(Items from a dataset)
** Start **

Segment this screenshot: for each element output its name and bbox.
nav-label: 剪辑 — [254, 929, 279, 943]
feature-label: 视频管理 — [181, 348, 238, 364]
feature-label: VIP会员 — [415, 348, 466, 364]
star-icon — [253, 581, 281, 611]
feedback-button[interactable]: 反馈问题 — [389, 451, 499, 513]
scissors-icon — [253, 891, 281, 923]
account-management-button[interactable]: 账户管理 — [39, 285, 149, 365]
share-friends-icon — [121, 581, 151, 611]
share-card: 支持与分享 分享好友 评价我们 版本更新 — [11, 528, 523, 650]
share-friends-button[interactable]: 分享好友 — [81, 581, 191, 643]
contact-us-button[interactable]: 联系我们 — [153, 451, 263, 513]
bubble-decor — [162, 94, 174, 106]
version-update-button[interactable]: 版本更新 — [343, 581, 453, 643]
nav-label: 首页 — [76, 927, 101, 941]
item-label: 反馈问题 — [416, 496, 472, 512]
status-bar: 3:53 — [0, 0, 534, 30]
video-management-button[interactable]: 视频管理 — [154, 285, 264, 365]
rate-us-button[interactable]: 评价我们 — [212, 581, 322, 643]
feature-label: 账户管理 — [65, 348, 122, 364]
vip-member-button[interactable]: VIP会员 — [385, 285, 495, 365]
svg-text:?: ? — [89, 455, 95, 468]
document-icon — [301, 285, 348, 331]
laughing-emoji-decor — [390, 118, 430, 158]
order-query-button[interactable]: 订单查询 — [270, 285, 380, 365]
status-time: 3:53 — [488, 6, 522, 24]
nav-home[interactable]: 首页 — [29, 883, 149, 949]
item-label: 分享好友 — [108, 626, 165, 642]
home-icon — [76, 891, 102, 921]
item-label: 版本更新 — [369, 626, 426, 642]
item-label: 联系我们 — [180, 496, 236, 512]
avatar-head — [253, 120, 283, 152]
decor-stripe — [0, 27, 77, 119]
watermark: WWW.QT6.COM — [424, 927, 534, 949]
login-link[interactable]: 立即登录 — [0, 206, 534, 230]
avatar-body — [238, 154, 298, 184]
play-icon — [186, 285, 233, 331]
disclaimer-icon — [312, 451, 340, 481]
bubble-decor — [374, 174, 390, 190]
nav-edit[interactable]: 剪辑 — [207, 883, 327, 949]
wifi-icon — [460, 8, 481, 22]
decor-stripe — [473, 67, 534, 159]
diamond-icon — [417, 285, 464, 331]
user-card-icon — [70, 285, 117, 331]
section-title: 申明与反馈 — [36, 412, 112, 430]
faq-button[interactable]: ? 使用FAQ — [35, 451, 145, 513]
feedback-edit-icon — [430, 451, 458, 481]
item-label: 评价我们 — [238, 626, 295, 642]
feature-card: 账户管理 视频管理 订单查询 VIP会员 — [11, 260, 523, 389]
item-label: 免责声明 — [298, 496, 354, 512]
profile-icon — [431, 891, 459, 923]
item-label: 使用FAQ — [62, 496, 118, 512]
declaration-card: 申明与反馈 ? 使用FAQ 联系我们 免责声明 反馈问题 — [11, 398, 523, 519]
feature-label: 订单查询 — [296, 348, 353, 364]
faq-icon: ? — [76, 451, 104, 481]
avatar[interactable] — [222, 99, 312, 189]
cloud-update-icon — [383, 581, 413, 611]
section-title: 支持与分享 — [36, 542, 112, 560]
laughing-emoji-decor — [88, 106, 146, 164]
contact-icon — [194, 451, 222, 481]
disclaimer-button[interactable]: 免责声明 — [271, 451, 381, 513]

** End **

PROBLEM TO SOLVE.
Format the data as a JSON list of strings, one string per line and no blank lines, starting at the first line and ending after the line that contains "version-update-button[interactable]: 版本更新 —".

ANSWER TO THIS EXERCISE.
[
  "Segment this screenshot: for each element output its name and bbox.",
  "nav-label: 剪辑 — [254, 929, 279, 943]",
  "feature-label: 视频管理 — [181, 348, 238, 364]",
  "feature-label: VIP会员 — [415, 348, 466, 364]",
  "star-icon — [253, 581, 281, 611]",
  "feedback-button[interactable]: 反馈问题 — [389, 451, 499, 513]",
  "scissors-icon — [253, 891, 281, 923]",
  "account-management-button[interactable]: 账户管理 — [39, 285, 149, 365]",
  "share-friends-icon — [121, 581, 151, 611]",
  "share-card: 支持与分享 分享好友 评价我们 版本更新 — [11, 528, 523, 650]",
  "share-friends-button[interactable]: 分享好友 — [81, 581, 191, 643]",
  "contact-us-button[interactable]: 联系我们 — [153, 451, 263, 513]",
  "bubble-decor — [162, 94, 174, 106]",
  "version-update-button[interactable]: 版本更新 — [343, 581, 453, 643]"
]